### Exercise details:
Please repeat all of the listing exactly.

[Stored dataset items]
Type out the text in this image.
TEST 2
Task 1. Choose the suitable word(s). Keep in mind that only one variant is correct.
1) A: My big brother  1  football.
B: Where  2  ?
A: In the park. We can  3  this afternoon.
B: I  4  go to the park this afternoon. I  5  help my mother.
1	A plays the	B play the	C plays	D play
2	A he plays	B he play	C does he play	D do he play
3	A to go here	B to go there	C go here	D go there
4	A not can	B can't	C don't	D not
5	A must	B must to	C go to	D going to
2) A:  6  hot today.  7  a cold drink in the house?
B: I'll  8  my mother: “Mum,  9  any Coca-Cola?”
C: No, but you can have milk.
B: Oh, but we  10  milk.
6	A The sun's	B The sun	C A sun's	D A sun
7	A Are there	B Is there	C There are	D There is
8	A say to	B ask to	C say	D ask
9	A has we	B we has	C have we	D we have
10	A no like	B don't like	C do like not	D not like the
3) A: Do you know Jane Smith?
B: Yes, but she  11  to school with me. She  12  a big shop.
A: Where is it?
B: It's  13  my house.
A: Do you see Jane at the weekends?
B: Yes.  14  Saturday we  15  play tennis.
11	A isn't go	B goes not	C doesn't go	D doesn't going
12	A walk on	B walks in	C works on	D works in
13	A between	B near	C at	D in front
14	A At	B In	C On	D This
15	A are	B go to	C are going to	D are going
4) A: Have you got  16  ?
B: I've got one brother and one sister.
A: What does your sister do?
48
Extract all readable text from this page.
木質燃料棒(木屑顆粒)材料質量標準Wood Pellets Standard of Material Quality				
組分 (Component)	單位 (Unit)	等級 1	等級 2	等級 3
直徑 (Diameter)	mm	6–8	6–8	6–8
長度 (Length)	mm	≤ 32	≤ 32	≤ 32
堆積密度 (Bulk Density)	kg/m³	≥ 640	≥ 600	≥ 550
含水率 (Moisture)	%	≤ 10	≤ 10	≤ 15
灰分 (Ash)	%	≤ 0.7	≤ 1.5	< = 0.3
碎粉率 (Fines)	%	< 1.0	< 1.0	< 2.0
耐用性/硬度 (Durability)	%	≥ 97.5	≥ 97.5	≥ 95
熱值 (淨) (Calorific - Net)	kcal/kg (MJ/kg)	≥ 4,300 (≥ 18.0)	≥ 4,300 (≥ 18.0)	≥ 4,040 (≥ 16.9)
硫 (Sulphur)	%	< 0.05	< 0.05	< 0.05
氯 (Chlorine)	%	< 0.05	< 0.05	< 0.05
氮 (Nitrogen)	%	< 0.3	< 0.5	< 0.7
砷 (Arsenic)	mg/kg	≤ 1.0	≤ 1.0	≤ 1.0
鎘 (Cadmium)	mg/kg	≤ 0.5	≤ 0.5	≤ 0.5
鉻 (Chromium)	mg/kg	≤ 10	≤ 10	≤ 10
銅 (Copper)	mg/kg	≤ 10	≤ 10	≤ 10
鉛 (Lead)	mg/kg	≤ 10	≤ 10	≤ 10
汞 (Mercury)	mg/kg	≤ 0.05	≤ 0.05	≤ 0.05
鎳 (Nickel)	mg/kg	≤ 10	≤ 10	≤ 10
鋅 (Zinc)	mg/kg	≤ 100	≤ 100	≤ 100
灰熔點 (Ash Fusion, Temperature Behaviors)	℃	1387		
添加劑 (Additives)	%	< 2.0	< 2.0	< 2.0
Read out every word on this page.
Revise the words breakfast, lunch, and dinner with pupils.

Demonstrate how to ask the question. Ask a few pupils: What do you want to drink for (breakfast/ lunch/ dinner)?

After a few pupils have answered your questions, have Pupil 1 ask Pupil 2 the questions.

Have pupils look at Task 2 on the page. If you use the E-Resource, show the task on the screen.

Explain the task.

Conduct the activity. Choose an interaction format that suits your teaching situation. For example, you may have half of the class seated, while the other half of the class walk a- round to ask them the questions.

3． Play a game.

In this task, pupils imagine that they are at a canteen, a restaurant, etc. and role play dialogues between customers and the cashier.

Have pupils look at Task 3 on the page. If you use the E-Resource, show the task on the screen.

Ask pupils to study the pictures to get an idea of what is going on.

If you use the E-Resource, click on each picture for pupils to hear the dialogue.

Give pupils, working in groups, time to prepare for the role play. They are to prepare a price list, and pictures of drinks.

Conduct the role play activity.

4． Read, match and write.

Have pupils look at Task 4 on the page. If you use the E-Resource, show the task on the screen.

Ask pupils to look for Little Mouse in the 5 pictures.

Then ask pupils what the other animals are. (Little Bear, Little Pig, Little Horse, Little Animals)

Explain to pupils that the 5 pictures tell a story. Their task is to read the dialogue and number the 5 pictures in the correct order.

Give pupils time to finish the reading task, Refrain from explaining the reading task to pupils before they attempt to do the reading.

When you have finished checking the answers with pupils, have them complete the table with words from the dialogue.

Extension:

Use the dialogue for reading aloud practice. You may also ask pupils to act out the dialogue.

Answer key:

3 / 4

### Completed exercise:
Type out the text in this image.
TEST 2
Task 1. Choose the suitable word(s). Keep in mind that only one variant is correct.
1) A: My big brother  1  football.
B: Where  2  ?
A: In the park. We can  3  this afternoon.
B: I  4  go to the park this afternoon. I  5  help my mother.
1	A plays the	B play the	C plays	D play
2	A he plays	B he play	C does he play	D do he play
3	A to go here	B to go there	C go here	D go there
4	A not can	B can't	C don't	D not
5	A must	B must to	C go to	D going to
2) A:  6  hot today.  7  a cold drink in the house?
B: I'll  8  my mother: “Mum,  9  any Coca-Cola?”
C: No, but you can have milk.
B: Oh, but we  10  milk.
6	A The sun's	B The sun	C A sun's	D A sun
7	A Are there	B Is there	C There are	D There is
8	A say to	B ask to	C say	D ask
9	A has we	B we has	C have we	D we have
10	A no like	B don't like	C do like not	D not like the
3) A: Do you know Jane Smith?
B: Yes, but she  11  to school with me. She  12  a big shop.
A: Where is it?
B: It's  13  my house.
A: Do you see Jane at the weekends?
B: Yes.  14  Saturday we  15  play tennis.
11	A isn't go	B goes not	C doesn't go	D doesn't going
12	A walk on	B walks in	C works on	D works in
13	A between	B near	C at	D in front
14	A At	B In	C On	D This
15	A are	B go to	C are going to	D are going
4) A: Have you got  16  ?
B: I've got one brother and one sister.
A: What does your sister do?
48
Extract all readable text from this page.
木質燃料棒(木屑顆粒)材料質量標準Wood Pellets Standard of Material Quality				
組分 (Component)	單位 (Unit)	等級 1	等級 2	等級 3
直徑 (Diameter)	mm	6–8	6–8	6–8
長度 (Length)	mm	≤ 32	≤ 32	≤ 32
堆積密度 (Bulk Density)	kg/m³	≥ 640	≥ 600	≥ 550
含水率 (Moisture)	%	≤ 10	≤ 10	≤ 15
灰分 (Ash)	%	≤ 0.7	≤ 1.5	< = 0.3
碎粉率 (Fines)	%	< 1.0	< 1.0	< 2.0
耐用性/硬度 (Durability)	%	≥ 97.5	≥ 97.5	≥ 95
熱值 (淨) (Calorific - Net)	kcal/kg (MJ/kg)	≥ 4,300 (≥ 18.0)	≥ 4,300 (≥ 18.0)	≥ 4,040 (≥ 16.9)
硫 (Sulphur)	%	< 0.05	< 0.05	< 0.05
氯 (Chlorine)	%	< 0.05	< 0.05	< 0.05
氮 (Nitrogen)	%	< 0.3	< 0.5	< 0.7
砷 (Arsenic)	mg/kg	≤ 1.0	≤ 1.0	≤ 1.0
鎘 (Cadmium)	mg/kg	≤ 0.5	≤ 0.5	≤ 0.5
鉻 (Chromium)	mg/kg	≤ 10	≤ 10	≤ 10
銅 (Copper)	mg/kg	≤ 10	≤ 10	≤ 10
鉛 (Lead)	mg/kg	≤ 10	≤ 10	≤ 10
汞 (Mercury)	mg/kg	≤ 0.05	≤ 0.05	≤ 0.05
鎳 (Nickel)	mg/kg	≤ 10	≤ 10	≤ 10
鋅 (Zinc)	mg/kg	≤ 100	≤ 100	≤ 100
灰熔點 (Ash Fusion, Temperature Behaviors)	℃	1387		
添加劑 (Additives)	%	< 2.0	< 2.0	< 2.0
Read out every word on this page.
Revise the words breakfast, lunch, and dinner with pupils.

Demonstrate how to ask the question. Ask a few pupils: What do you want to drink for (breakfast/ lunch/ dinner)?

After a few pupils have answered your questions, have Pupil 1 ask Pupil 2 the questions.

Have pupils look at Task 2 on the page. If you use the E-Resource, show the task on the screen.

Explain the task.

Conduct the activity. Choose an interaction format that suits your teaching situation. For example, you may have half of the class seated, while the other half of the class walk a- round to ask them the questions.

3． Play a game.

In this task, pupils imagine that they are at a canteen, a restaurant, etc. and role play dialogues between customers and the cashier.

Have pupils look at Task 3 on the page. If you use the E-Resource, show the task on the screen.

Ask pupils to study the pictures to get an idea of what is going on.

If you use the E-Resource, click on each picture for pupils to hear the dialogue.

Give pupils, working in groups, time to prepare for the role play. They are to prepare a price list, and pictures of drinks.

Conduct the role play activity.

4． Read, match and write.

Have pupils look at Task 4 on the page. If you use the E-Resource, show the task on the screen.

Ask pupils to look for Little Mouse in the 5 pictures.

Then ask pupils what the other animals are. (Little Bear, Little Pig, Little Horse, Little Animals)

Explain to pupils that the 5 pictures tell a story. Their task is to read the dialogue and number the 5 pictures in the correct order.

Give pupils time to finish the reading task, Refrain from explaining the reading task to pupils before they attempt to do the reading.

When you have finished checking the answers with pupils, have them complete the table with words from the dialogue.

Extension:

Use the dialogue for reading aloud practice. You may also ask pupils to act out the dialogue.

Answer key:

3 / 4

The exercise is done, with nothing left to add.